* **Task statement**:
Will you output the entries below exactly, skipping every image they contain?

[Stored records]
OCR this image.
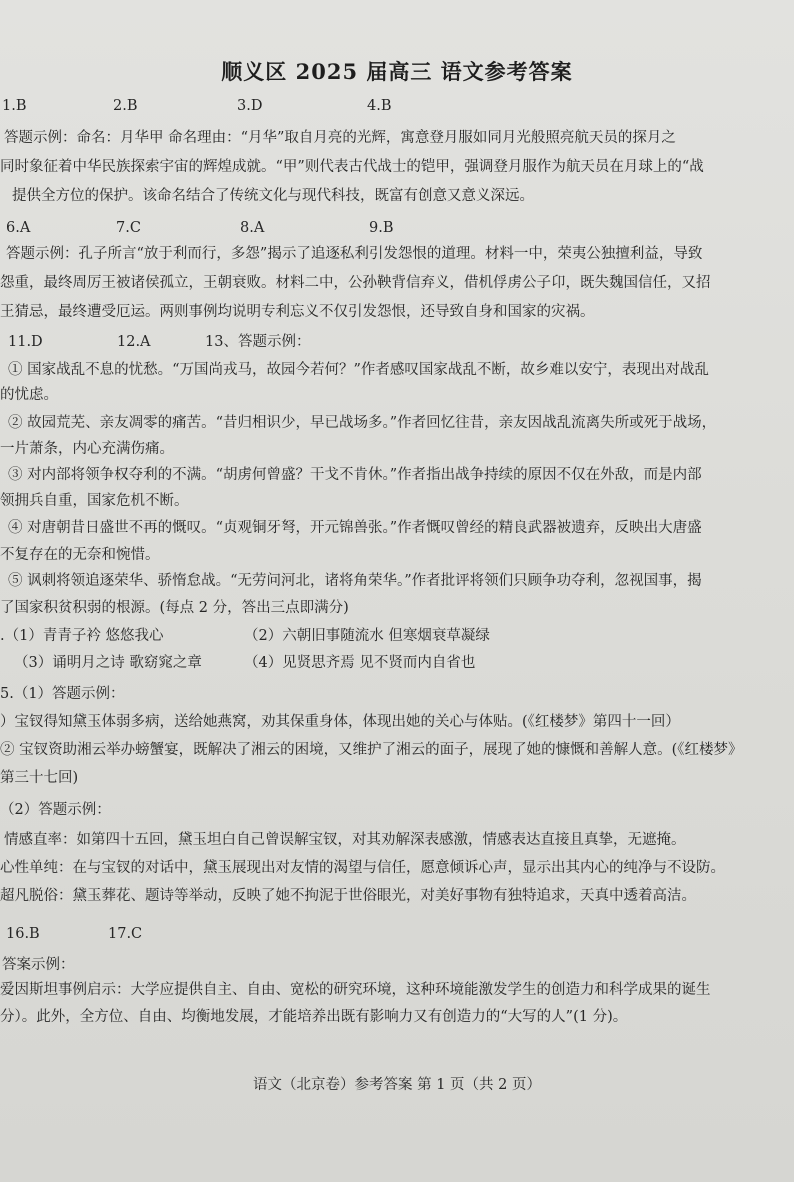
顺义区 2025 届高三 语文参考答案
1.B	2.B	3.D	4.B
答题示例：命名：月华甲 命名理由：“月华”取自月亮的光辉，寓意登月服如同月光般照亮航天员的探月之
同时象征着中华民族探索宇宙的辉煌成就。“甲”则代表古代战士的铠甲，强调登月服作为航天员在月球上的“战
提供全方位的保护。该命名结合了传统文化与现代科技，既富有创意又意义深远。
6.A	7.C	8.A	9.B
答题示例：孔子所言“放于利而行，多怨”揭示了追逐私利引发怨恨的道理。材料一中，荣夷公独擅利益，导致
怨重，最终周厉王被诸侯孤立，王朝衰败。材料二中，公孙鞅背信弃义，借机俘虏公子卬，既失魏国信任，又招
王猜忌，最终遭受厄运。两则事例均说明专利忘义不仅引发怨恨，还导致自身和国家的灾祸。
11.D	12.A	13、答题示例：
① 国家战乱不息的忧愁。“万国尚戎马，故园今若何？”作者感叹国家战乱不断，故乡难以安宁，表现出对战乱
的忧虑。
② 故园荒芜、亲友凋零的痛苦。“昔归相识少，早已战场多。”作者回忆往昔，亲友因战乱流离失所或死于战场，
一片萧条，内心充满伤痛。
③ 对内部将领争权夺利的不满。“胡虏何曾盛？干戈不肯休。”作者指出战争持续的原因不仅在外敌，而是内部
领拥兵自重，国家危机不断。
④ 对唐朝昔日盛世不再的慨叹。“贞观铜牙弩，开元锦兽张。”作者慨叹曾经的精良武器被遗弃，反映出大唐盛
不复存在的无奈和惋惜。
⑤ 讽刺将领追逐荣华、骄惰怠战。“无劳问河北，诸将角荣华。”作者批评将领们只顾争功夺利，忽视国事，揭
了国家积贫积弱的根源。(每点 2 分，答出三点即满分)
.（1）青青子衿 悠悠我心	（2）六朝旧事随流水 但寒烟衰草凝绿
（3）诵明月之诗 歌窈窕之章	（4）见贤思齐焉 见不贤而内自省也
5.（1）答题示例：
）宝钗得知黛玉体弱多病，送给她燕窝，劝其保重身体，体现出她的关心与体贴。(《红楼梦》第四十一回）
② 宝钗资助湘云举办螃蟹宴，既解决了湘云的困境，又维护了湘云的面子，展现了她的慷慨和善解人意。(《红楼梦》
第三十七回)
（2）答题示例：
情感直率：如第四十五回，黛玉坦白自己曾误解宝钗，对其劝解深表感激，情感表达直接且真挚，无遮掩。
心性单纯：在与宝钗的对话中，黛玉展现出对友情的渴望与信任，愿意倾诉心声，显示出其内心的纯净与不设防。
超凡脱俗：黛玉葬花、题诗等举动，反映了她不拘泥于世俗眼光，对美好事物有独特追求，天真中透着高洁。
16.B	17.C
答案示例：
爱因斯坦事例启示：大学应提供自主、自由、宽松的研究环境，这种环境能激发学生的创造力和科学成果的诞生
分）。此外，全方位、自由、均衡地发展，才能培养出既有影响力又有创造力的“大写的人”(1 分)。
语文（北京卷）参考答案 第 1 页（共 2 页）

* **Task result**:
OCR this image.
顺义区 2025 届高三 语文参考答案
1.B	2.B	3.D	4.B
答题示例：命名：月华甲 命名理由：“月华”取自月亮的光辉，寓意登月服如同月光般照亮航天员的探月之
同时象征着中华民族探索宇宙的辉煌成就。“甲”则代表古代战士的铠甲，强调登月服作为航天员在月球上的“战
提供全方位的保护。该命名结合了传统文化与现代科技，既富有创意又意义深远。
6.A	7.C	8.A	9.B
答题示例：孔子所言“放于利而行，多怨”揭示了追逐私利引发怨恨的道理。材料一中，荣夷公独擅利益，导致
怨重，最终周厉王被诸侯孤立，王朝衰败。材料二中，公孙鞅背信弃义，借机俘虏公子卬，既失魏国信任，又招
王猜忌，最终遭受厄运。两则事例均说明专利忘义不仅引发怨恨，还导致自身和国家的灾祸。
11.D	12.A	13、答题示例：
① 国家战乱不息的忧愁。“万国尚戎马，故园今若何？”作者感叹国家战乱不断，故乡难以安宁，表现出对战乱
的忧虑。
② 故园荒芜、亲友凋零的痛苦。“昔归相识少，早已战场多。”作者回忆往昔，亲友因战乱流离失所或死于战场，
一片萧条，内心充满伤痛。
③ 对内部将领争权夺利的不满。“胡虏何曾盛？干戈不肯休。”作者指出战争持续的原因不仅在外敌，而是内部
领拥兵自重，国家危机不断。
④ 对唐朝昔日盛世不再的慨叹。“贞观铜牙弩，开元锦兽张。”作者慨叹曾经的精良武器被遗弃，反映出大唐盛
不复存在的无奈和惋惜。
⑤ 讽刺将领追逐荣华、骄惰怠战。“无劳问河北，诸将角荣华。”作者批评将领们只顾争功夺利，忽视国事，揭
了国家积贫积弱的根源。(每点 2 分，答出三点即满分)
.（1）青青子衿 悠悠我心	（2）六朝旧事随流水 但寒烟衰草凝绿
（3）诵明月之诗 歌窈窕之章	（4）见贤思齐焉 见不贤而内自省也
5.（1）答题示例：
）宝钗得知黛玉体弱多病，送给她燕窝，劝其保重身体，体现出她的关心与体贴。(《红楼梦》第四十一回）
② 宝钗资助湘云举办螃蟹宴，既解决了湘云的困境，又维护了湘云的面子，展现了她的慷慨和善解人意。(《红楼梦》
第三十七回)
（2）答题示例：
情感直率：如第四十五回，黛玉坦白自己曾误解宝钗，对其劝解深表感激，情感表达直接且真挚，无遮掩。
心性单纯：在与宝钗的对话中，黛玉展现出对友情的渴望与信任，愿意倾诉心声，显示出其内心的纯净与不设防。
超凡脱俗：黛玉葬花、题诗等举动，反映了她不拘泥于世俗眼光，对美好事物有独特追求，天真中透着高洁。
16.B	17.C
答案示例：
爱因斯坦事例启示：大学应提供自主、自由、宽松的研究环境，这种环境能激发学生的创造力和科学成果的诞生
分）。此外，全方位、自由、均衡地发展，才能培养出既有影响力又有创造力的“大写的人”(1 分)。
语文（北京卷）参考答案 第 1 页（共 2 页）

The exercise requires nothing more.